Work to complete: Do not include the pictures; repeat the rest of the data exactly.

Provided records:
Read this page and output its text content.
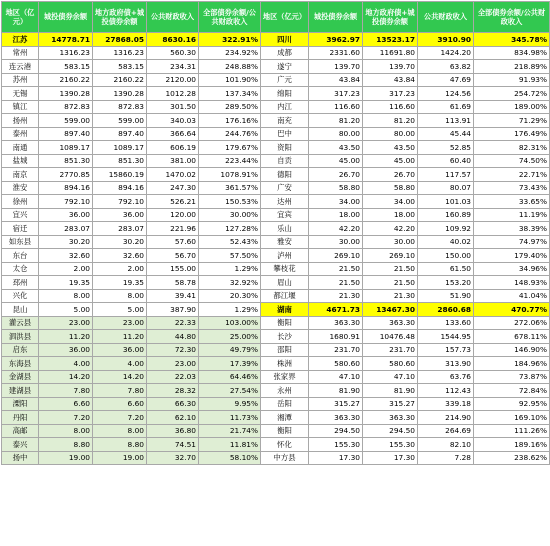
地区（亿元）	城投债券余额	地方政府债+城投债券余额	公共财政收入	全部债券余额/公共财政收入	地区（亿元）	城投债券余额	地方政府债+城投债券余额	公共财政收入	全部债券余额/公共财政收入
江苏	14778.71	27868.05	8630.16	322.91%	四川	3962.97	13523.17	3910.90	345.78%
常州	1316.23	1316.23	560.30	234.92%	成都	2331.60	11691.80	1424.20	834.98%
连云港	583.15	583.15	234.31	248.88%	遂宁	139.70	139.70	63.82	218.89%
苏州	2160.22	2160.22	2120.00	101.90%	广元	43.84	43.84	47.69	91.93%
无锡	1390.28	1390.28	1012.28	137.34%	绵阳	317.23	317.23	124.56	254.72%
镇江	872.83	872.83	301.50	289.50%	内江	116.60	116.60	61.69	189.00%
扬州	599.00	599.00	340.03	176.16%	南充	81.20	81.20	113.91	71.29%
泰州	897.40	897.40	366.64	244.76%	巴中	80.00	80.00	45.44	176.49%
南通	1089.17	1089.17	606.19	179.67%	资阳	43.50	43.50	52.85	82.31%
盐城	851.30	851.30	381.00	223.44%	自贡	45.00	45.00	60.40	74.50%
南京	2770.85	15860.19	1470.02	1078.91%	德阳	26.70	26.70	117.57	22.71%
淮安	894.16	894.16	247.30	361.57%	广安	58.80	58.80	80.07	73.43%
徐州	792.10	792.10	526.21	150.53%	达州	34.00	34.00	101.03	33.65%
宜兴	36.00	36.00	120.00	30.00%	宜宾	18.00	18.00	160.89	11.19%
宿迁	283.07	283.07	221.96	127.28%	乐山	42.20	42.20	109.92	38.39%
如东县	30.20	30.20	57.60	52.43%	雅安	30.00	30.00	40.02	74.97%
东台	32.60	32.60	56.70	57.50%	泸州	269.10	269.10	150.00	179.40%
太仓	2.00	2.00	155.00	1.29%	攀枝花	21.50	21.50	61.50	34.96%
邳州	19.35	19.35	58.78	32.92%	眉山	21.50	21.50	153.20	148.93%
兴化	8.00	8.00	39.41	20.30%	都江堰	21.30	21.30	51.90	41.04%
昆山	5.00	5.00	387.90	1.29%	湖南	4671.73	13467.30	2860.68	470.77%
灌云县	23.00	23.00	22.33	103.00%	衡阳	363.30	363.30	133.60	272.06%
泗洪县	11.20	11.20	44.80	25.00%	长沙	1680.91	10476.48	1544.95	678.11%
启东	36.00	36.00	72.30	49.79%	邵阳	231.70	231.70	157.73	146.90%
东海县	4.00	4.00	23.00	17.39%	株洲	580.60	580.60	313.90	184.96%
金湖县	14.20	14.20	22.03	64.46%	张家界	47.10	47.10	63.76	73.87%
建湖县	7.80	7.80	28.32	27.54%	永州	81.90	81.90	112.43	72.84%
溧阳	6.60	6.60	66.30	9.95%	岳阳	315.27	315.27	339.18	92.95%
丹阳	7.20	7.20	62.10	11.73%	湘潭	363.30	363.30	214.90	169.10%
高邮	8.00	8.00	36.80	21.74%	衡阳	294.50	294.50	264.69	111.26%
泰兴	8.80	8.80	74.51	11.81%	怀化	155.30	155.30	82.10	189.16%
扬中	19.00	19.00	32.70	58.10%	中方县	17.30	17.30	7.28	238.62%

Result of this task:
Read this page and output its text content.
地区（亿元）	城投债券余额	地方政府债+城投债券余额	公共财政收入	全部债券余额/公共财政收入	地区（亿元）	城投债券余额	地方政府债+城投债券余额	公共财政收入	全部债券余额/公共财政收入
江苏	14778.71	27868.05	8630.16	322.91%	四川	3962.97	13523.17	3910.90	345.78%
常州	1316.23	1316.23	560.30	234.92%	成都	2331.60	11691.80	1424.20	834.98%
连云港	583.15	583.15	234.31	248.88%	遂宁	139.70	139.70	63.82	218.89%
苏州	2160.22	2160.22	2120.00	101.90%	广元	43.84	43.84	47.69	91.93%
无锡	1390.28	1390.28	1012.28	137.34%	绵阳	317.23	317.23	124.56	254.72%
镇江	872.83	872.83	301.50	289.50%	内江	116.60	116.60	61.69	189.00%
扬州	599.00	599.00	340.03	176.16%	南充	81.20	81.20	113.91	71.29%
泰州	897.40	897.40	366.64	244.76%	巴中	80.00	80.00	45.44	176.49%
南通	1089.17	1089.17	606.19	179.67%	资阳	43.50	43.50	52.85	82.31%
盐城	851.30	851.30	381.00	223.44%	自贡	45.00	45.00	60.40	74.50%
南京	2770.85	15860.19	1470.02	1078.91%	德阳	26.70	26.70	117.57	22.71%
淮安	894.16	894.16	247.30	361.57%	广安	58.80	58.80	80.07	73.43%
徐州	792.10	792.10	526.21	150.53%	达州	34.00	34.00	101.03	33.65%
宜兴	36.00	36.00	120.00	30.00%	宜宾	18.00	18.00	160.89	11.19%
宿迁	283.07	283.07	221.96	127.28%	乐山	42.20	42.20	109.92	38.39%
如东县	30.20	30.20	57.60	52.43%	雅安	30.00	30.00	40.02	74.97%
东台	32.60	32.60	56.70	57.50%	泸州	269.10	269.10	150.00	179.40%
太仓	2.00	2.00	155.00	1.29%	攀枝花	21.50	21.50	61.50	34.96%
邳州	19.35	19.35	58.78	32.92%	眉山	21.50	21.50	153.20	148.93%
兴化	8.00	8.00	39.41	20.30%	都江堰	21.30	21.30	51.90	41.04%
昆山	5.00	5.00	387.90	1.29%	湖南	4671.73	13467.30	2860.68	470.77%
灌云县	23.00	23.00	22.33	103.00%	衡阳	363.30	363.30	133.60	272.06%
泗洪县	11.20	11.20	44.80	25.00%	长沙	1680.91	10476.48	1544.95	678.11%
启东	36.00	36.00	72.30	49.79%	邵阳	231.70	231.70	157.73	146.90%
东海县	4.00	4.00	23.00	17.39%	株洲	580.60	580.60	313.90	184.96%
金湖县	14.20	14.20	22.03	64.46%	张家界	47.10	47.10	63.76	73.87%
建湖县	7.80	7.80	28.32	27.54%	永州	81.90	81.90	112.43	72.84%
溧阳	6.60	6.60	66.30	9.95%	岳阳	315.27	315.27	339.18	92.95%
丹阳	7.20	7.20	62.10	11.73%	湘潭	363.30	363.30	214.90	169.10%
高邮	8.00	8.00	36.80	21.74%	衡阳	294.50	294.50	264.69	111.26%
泰兴	8.80	8.80	74.51	11.81%	怀化	155.30	155.30	82.10	189.16%
扬中	19.00	19.00	32.70	58.10%	中方县	17.30	17.30	7.28	238.62%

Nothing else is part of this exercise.